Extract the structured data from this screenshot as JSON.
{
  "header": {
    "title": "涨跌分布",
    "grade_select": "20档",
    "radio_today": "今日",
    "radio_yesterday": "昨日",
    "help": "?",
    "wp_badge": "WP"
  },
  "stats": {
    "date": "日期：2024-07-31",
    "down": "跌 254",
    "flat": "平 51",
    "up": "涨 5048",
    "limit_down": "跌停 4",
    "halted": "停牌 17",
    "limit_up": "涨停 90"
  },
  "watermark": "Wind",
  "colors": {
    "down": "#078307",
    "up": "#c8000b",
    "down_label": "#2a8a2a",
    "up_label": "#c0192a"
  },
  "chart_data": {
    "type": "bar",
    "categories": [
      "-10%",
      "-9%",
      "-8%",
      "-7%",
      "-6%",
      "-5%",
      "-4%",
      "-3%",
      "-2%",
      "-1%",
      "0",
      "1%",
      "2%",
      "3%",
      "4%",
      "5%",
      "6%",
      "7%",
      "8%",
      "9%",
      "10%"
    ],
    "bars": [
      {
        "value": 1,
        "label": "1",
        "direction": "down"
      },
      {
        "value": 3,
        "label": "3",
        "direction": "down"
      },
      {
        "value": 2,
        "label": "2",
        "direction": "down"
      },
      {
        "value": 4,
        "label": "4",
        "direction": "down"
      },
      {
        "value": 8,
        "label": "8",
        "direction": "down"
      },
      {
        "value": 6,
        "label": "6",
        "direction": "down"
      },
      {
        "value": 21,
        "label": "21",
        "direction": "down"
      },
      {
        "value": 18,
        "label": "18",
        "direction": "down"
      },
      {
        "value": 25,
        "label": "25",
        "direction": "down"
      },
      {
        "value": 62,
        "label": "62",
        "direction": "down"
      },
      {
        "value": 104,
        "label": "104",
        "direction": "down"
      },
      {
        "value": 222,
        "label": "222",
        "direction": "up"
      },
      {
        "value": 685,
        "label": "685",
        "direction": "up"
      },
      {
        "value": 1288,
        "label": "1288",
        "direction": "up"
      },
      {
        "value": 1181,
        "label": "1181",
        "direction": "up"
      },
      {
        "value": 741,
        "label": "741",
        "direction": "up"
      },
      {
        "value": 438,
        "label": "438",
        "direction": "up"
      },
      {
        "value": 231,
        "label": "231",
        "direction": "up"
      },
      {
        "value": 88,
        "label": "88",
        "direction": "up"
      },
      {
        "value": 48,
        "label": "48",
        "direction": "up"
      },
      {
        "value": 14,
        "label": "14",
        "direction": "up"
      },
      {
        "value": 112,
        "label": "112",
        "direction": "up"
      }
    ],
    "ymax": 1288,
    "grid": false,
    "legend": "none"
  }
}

(Brief): Reproduce the complete set of lines precisely as supplied.

(Output of the task):
Extract the structured data from this screenshot as JSON.
{
  "header": {
    "title": "涨跌分布",
    "grade_select": "20档",
    "radio_today": "今日",
    "radio_yesterday": "昨日",
    "help": "?",
    "wp_badge": "WP"
  },
  "stats": {
    "date": "日期：2024-07-31",
    "down": "跌 254",
    "flat": "平 51",
    "up": "涨 5048",
    "limit_down": "跌停 4",
    "halted": "停牌 17",
    "limit_up": "涨停 90"
  },
  "watermark": "Wind",
  "colors": {
    "down": "#078307",
    "up": "#c8000b",
    "down_label": "#2a8a2a",
    "up_label": "#c0192a"
  },
  "chart_data": {
    "type": "bar",
    "categories": [
      "-10%",
      "-9%",
      "-8%",
      "-7%",
      "-6%",
      "-5%",
      "-4%",
      "-3%",
      "-2%",
      "-1%",
      "0",
      "1%",
      "2%",
      "3%",
      "4%",
      "5%",
      "6%",
      "7%",
      "8%",
      "9%",
      "10%"
    ],
    "bars": [
      {
        "value": 1,
        "label": "1",
        "direction": "down"
      },
      {
        "value": 3,
        "label": "3",
        "direction": "down"
      },
      {
        "value": 2,
        "label": "2",
        "direction": "down"
      },
      {
        "value": 4,
        "label": "4",
        "direction": "down"
      },
      {
        "value": 8,
        "label": "8",
        "direction": "down"
      },
      {
        "value": 6,
        "label": "6",
        "direction": "down"
      },
      {
        "value": 21,
        "label": "21",
        "direction": "down"
      },
      {
        "value": 18,
        "label": "18",
        "direction": "down"
      },
      {
        "value": 25,
        "label": "25",
        "direction": "down"
      },
      {
        "value": 62,
        "label": "62",
        "direction": "down"
      },
      {
        "value": 104,
        "label": "104",
        "direction": "down"
      },
      {
        "value": 222,
        "label": "222",
        "direction": "up"
      },
      {
        "value": 685,
        "label": "685",
        "direction": "up"
      },
      {
        "value": 1288,
        "label": "1288",
        "direction": "up"
      },
      {
        "value": 1181,
        "label": "1181",
        "direction": "up"
      },
      {
        "value": 741,
        "label": "741",
        "direction": "up"
      },
      {
        "value": 438,
        "label": "438",
        "direction": "up"
      },
      {
        "value": 231,
        "label": "231",
        "direction": "up"
      },
      {
        "value": 88,
        "label": "88",
        "direction": "up"
      },
      {
        "value": 48,
        "label": "48",
        "direction": "up"
      },
      {
        "value": 14,
        "label": "14",
        "direction": "up"
      },
      {
        "value": 112,
        "label": "112",
        "direction": "up"
      }
    ],
    "ymax": 1288,
    "grid": false,
    "legend": "none"
  }
}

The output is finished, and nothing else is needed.